### [Written task]
Filter the records below and copy every line containing the word "description".

### [Entries from a visual dataset]
--------

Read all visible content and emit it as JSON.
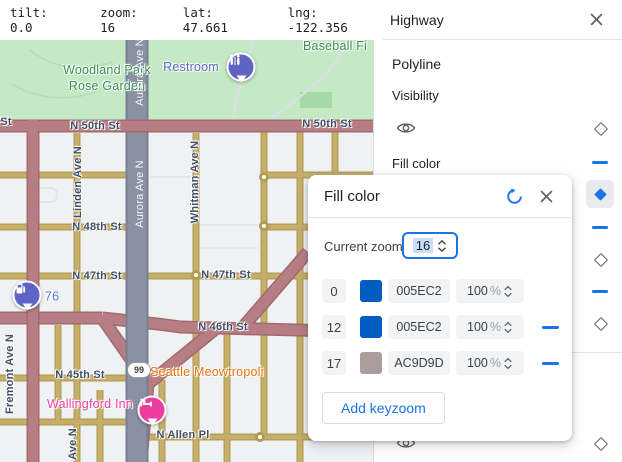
{
  "topbar": {
    "items": [
      "tilt: 0.0",
      "zoom: 16",
      "lat: 47.661",
      "lng: -122.356"
    ]
  },
  "panel": {
    "title": "Highway",
    "section_label": "Polyline",
    "visibility_label": "Visibility",
    "fill_color_label": "Fill color"
  },
  "dialog": {
    "title": "Fill color",
    "current_zoom_label": "Current zoom",
    "current_zoom_value": "16",
    "add_keyzoom_label": "Add keyzoom",
    "rows": [
      {
        "zoom": "0",
        "swatch": "#005EC2",
        "hex": "005EC2",
        "opacity": "100",
        "unit": "%",
        "removable": false
      },
      {
        "zoom": "12",
        "swatch": "#005EC2",
        "hex": "005EC2",
        "opacity": "100",
        "unit": "%",
        "removable": true
      },
      {
        "zoom": "17",
        "swatch": "#AC9D9D",
        "hex": "AC9D9D",
        "opacity": "100",
        "unit": "%",
        "removable": true
      }
    ]
  },
  "map": {
    "shield": "99",
    "labels": [
      {
        "text": "Woodland Park Rose Garden",
        "kind": "park"
      },
      {
        "text": "Baseball Fi",
        "kind": "park"
      },
      {
        "text": "Restroom",
        "kind": "poi"
      },
      {
        "text": "St",
        "kind": "street"
      },
      {
        "text": "N 50th St",
        "kind": "street"
      },
      {
        "text": "N 50th St",
        "kind": "street"
      },
      {
        "text": "N 48th St",
        "kind": "street"
      },
      {
        "text": "N 47th St",
        "kind": "street"
      },
      {
        "text": "N 47th St",
        "kind": "street"
      },
      {
        "text": "N 46th St",
        "kind": "street"
      },
      {
        "text": "N 45th St",
        "kind": "street"
      },
      {
        "text": "N Allen Pl",
        "kind": "street"
      },
      {
        "text": "Seattle Meowtropoli",
        "kind": "poi"
      },
      {
        "text": "Wallingford Inn",
        "kind": "poi"
      },
      {
        "text": "76",
        "kind": "poi"
      },
      {
        "text": "Fremont Ave N",
        "kind": "street"
      },
      {
        "text": "Linden Ave N",
        "kind": "street"
      },
      {
        "text": "Aurora Ave N",
        "kind": "street"
      },
      {
        "text": "Aurora Ave N",
        "kind": "street"
      },
      {
        "text": "Whitman Ave N",
        "kind": "street"
      },
      {
        "text": "Ave N",
        "kind": "street"
      }
    ]
  },
  "icons": {
    "close": "x-cross",
    "reset": "circular-arrow",
    "eye": "visibility-eye",
    "diamond": "keyzoom-diamond",
    "dash": "value-set-dash",
    "stepper": "up-down-chevrons",
    "restroom-pin": "restroom-glyph",
    "gas-pin": "fuel-pump-glyph",
    "hotel-pin": "bed-glyph"
  },
  "colors": {
    "accent-blue": "#1a73e8",
    "selection-blue": "#c9ddfc",
    "swatch-blue": "#005EC2",
    "swatch-mauve": "#AC9D9D",
    "road-highway": "#8a91a3",
    "road-arterial": "#b67e82",
    "road-local": "#c5af6b",
    "park-green": "#c5e8c5"
  }
}
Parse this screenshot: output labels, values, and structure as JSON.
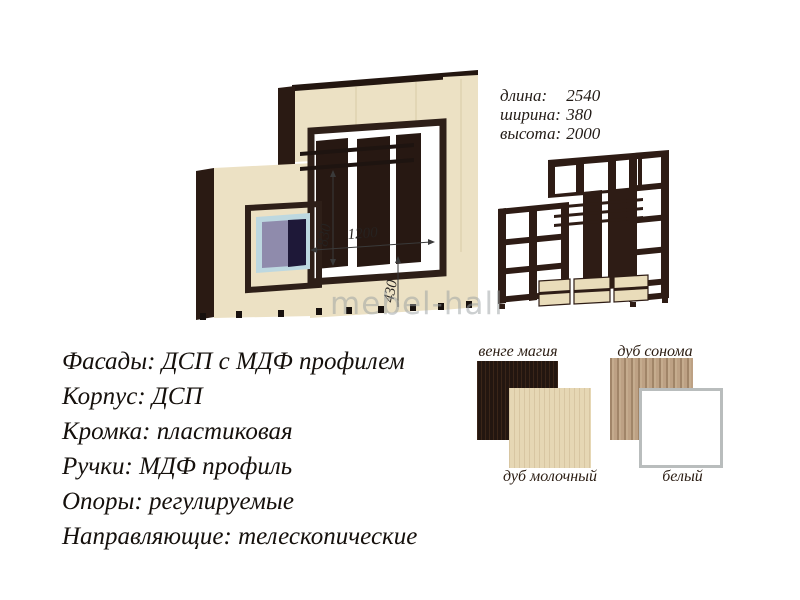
{
  "watermark": {
    "text": "mebel-hall"
  },
  "size_specs": {
    "rows": [
      {
        "label": "длина:",
        "value": "2540"
      },
      {
        "label": "ширина:",
        "value": "380"
      },
      {
        "label": "высота:",
        "value": "2000"
      }
    ]
  },
  "materials": {
    "lines": [
      "Фасады: ДСП  с МДФ профилем",
      "Корпус: ДСП",
      "Кромка: пластиковая",
      "Ручки: МДФ профиль",
      "Опоры: регулируемые",
      "Направляющие: телескопические"
    ]
  },
  "front_view": {
    "description": "wall unit 3d front render",
    "dim_labels": {
      "height": "830",
      "width": "1200",
      "base": "430"
    },
    "colors": {
      "body": "#ece1c4",
      "accent": "#2e1f18",
      "screen_frame": "#bdd8e0",
      "screen": "#8f8bac"
    }
  },
  "skeleton_view": {
    "description": "wall unit carcass render",
    "colors": {
      "frame": "#2e1c15",
      "drawers": "#e9dcba"
    }
  },
  "swatches": {
    "items": [
      {
        "label": "венге магия",
        "color": "#231610"
      },
      {
        "label": "дуб молочный",
        "color": "#e6d7b4"
      },
      {
        "label": "дуб сонома",
        "color": "#bda184"
      },
      {
        "label": "белый",
        "color": "#ffffff",
        "border_color": "#b9bdbd"
      }
    ]
  }
}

--------

### [Expected answer]
    "description": "wall unit 3d front render",
    "description": "wall unit carcass render",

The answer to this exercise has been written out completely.